- Exercise description: The records that follow need to be output exactly as they are.
(begin)
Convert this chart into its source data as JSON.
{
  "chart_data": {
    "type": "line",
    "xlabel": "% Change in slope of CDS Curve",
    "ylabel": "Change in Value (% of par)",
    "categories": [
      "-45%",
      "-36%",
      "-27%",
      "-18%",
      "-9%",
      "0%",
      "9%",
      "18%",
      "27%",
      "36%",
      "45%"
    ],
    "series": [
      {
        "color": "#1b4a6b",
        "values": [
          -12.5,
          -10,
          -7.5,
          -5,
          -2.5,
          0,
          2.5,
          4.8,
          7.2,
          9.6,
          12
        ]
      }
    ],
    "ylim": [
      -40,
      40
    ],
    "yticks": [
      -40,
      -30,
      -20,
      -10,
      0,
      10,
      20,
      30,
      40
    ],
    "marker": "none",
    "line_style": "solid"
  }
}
(end)
- Task response:
Convert this chart into its source data as JSON.
{
  "chart_data": {
    "type": "line",
    "xlabel": "% Change in slope of CDS Curve",
    "ylabel": "Change in Value (% of par)",
    "categories": [
      "-45%",
      "-36%",
      "-27%",
      "-18%",
      "-9%",
      "0%",
      "9%",
      "18%",
      "27%",
      "36%",
      "45%"
    ],
    "series": [
      {
        "color": "#1b4a6b",
        "values": [
          -12.5,
          -10,
          -7.5,
          -5,
          -2.5,
          0,
          2.5,
          4.8,
          7.2,
          9.6,
          12
        ]
      }
    ],
    "ylim": [
      -40,
      40
    ],
    "yticks": [
      -40,
      -30,
      -20,
      -10,
      0,
      10,
      20,
      30,
      40
    ],
    "marker": "none",
    "line_style": "solid"
  }
}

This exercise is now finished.